• Your goal:
Restate every line of the material, word for word.

• Provided data:
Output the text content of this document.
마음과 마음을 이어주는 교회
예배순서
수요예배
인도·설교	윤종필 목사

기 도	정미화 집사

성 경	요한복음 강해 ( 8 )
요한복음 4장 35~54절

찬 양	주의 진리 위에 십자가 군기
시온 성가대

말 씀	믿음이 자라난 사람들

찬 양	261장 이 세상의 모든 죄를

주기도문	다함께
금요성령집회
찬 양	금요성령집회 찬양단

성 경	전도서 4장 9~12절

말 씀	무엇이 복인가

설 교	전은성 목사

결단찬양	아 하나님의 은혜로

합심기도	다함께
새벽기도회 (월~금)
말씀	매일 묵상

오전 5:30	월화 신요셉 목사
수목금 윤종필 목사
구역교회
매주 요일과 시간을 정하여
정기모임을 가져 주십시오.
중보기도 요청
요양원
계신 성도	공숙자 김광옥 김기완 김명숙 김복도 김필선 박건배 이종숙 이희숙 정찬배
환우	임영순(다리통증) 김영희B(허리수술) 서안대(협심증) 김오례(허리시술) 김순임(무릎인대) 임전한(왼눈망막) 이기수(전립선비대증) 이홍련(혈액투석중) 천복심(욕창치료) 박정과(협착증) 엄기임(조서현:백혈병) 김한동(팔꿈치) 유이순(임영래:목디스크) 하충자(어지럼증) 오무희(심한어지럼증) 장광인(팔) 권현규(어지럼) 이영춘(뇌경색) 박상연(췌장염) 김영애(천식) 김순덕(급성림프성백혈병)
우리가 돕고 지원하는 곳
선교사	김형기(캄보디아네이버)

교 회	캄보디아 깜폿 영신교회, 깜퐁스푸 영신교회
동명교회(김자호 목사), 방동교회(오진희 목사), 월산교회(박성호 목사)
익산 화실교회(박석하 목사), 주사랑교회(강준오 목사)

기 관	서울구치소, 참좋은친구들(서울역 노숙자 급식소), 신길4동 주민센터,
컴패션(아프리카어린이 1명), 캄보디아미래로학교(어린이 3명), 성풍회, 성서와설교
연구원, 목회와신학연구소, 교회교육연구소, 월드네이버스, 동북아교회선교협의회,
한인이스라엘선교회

• Output of the exercise:
Output the text content of this document.
마음과 마음을 이어주는 교회
예배순서
수요예배
인도·설교	윤종필 목사

기 도	정미화 집사

성 경	요한복음 강해 ( 8 )
요한복음 4장 35~54절

찬 양	주의 진리 위에 십자가 군기
시온 성가대

말 씀	믿음이 자라난 사람들

찬 양	261장 이 세상의 모든 죄를

주기도문	다함께
금요성령집회
찬 양	금요성령집회 찬양단

성 경	전도서 4장 9~12절

말 씀	무엇이 복인가

설 교	전은성 목사

결단찬양	아 하나님의 은혜로

합심기도	다함께
새벽기도회 (월~금)
말씀	매일 묵상

오전 5:30	월화 신요셉 목사
수목금 윤종필 목사
구역교회
매주 요일과 시간을 정하여
정기모임을 가져 주십시오.
중보기도 요청
요양원
계신 성도	공숙자 김광옥 김기완 김명숙 김복도 김필선 박건배 이종숙 이희숙 정찬배
환우	임영순(다리통증) 김영희B(허리수술) 서안대(협심증) 김오례(허리시술) 김순임(무릎인대) 임전한(왼눈망막) 이기수(전립선비대증) 이홍련(혈액투석중) 천복심(욕창치료) 박정과(협착증) 엄기임(조서현:백혈병) 김한동(팔꿈치) 유이순(임영래:목디스크) 하충자(어지럼증) 오무희(심한어지럼증) 장광인(팔) 권현규(어지럼) 이영춘(뇌경색) 박상연(췌장염) 김영애(천식) 김순덕(급성림프성백혈병)
우리가 돕고 지원하는 곳
선교사	김형기(캄보디아네이버)

교 회	캄보디아 깜폿 영신교회, 깜퐁스푸 영신교회
동명교회(김자호 목사), 방동교회(오진희 목사), 월산교회(박성호 목사)
익산 화실교회(박석하 목사), 주사랑교회(강준오 목사)

기 관	서울구치소, 참좋은친구들(서울역 노숙자 급식소), 신길4동 주민센터,
컴패션(아프리카어린이 1명), 캄보디아미래로학교(어린이 3명), 성풍회, 성서와설교
연구원, 목회와신학연구소, 교회교육연구소, 월드네이버스, 동북아교회선교협의회,
한인이스라엘선교회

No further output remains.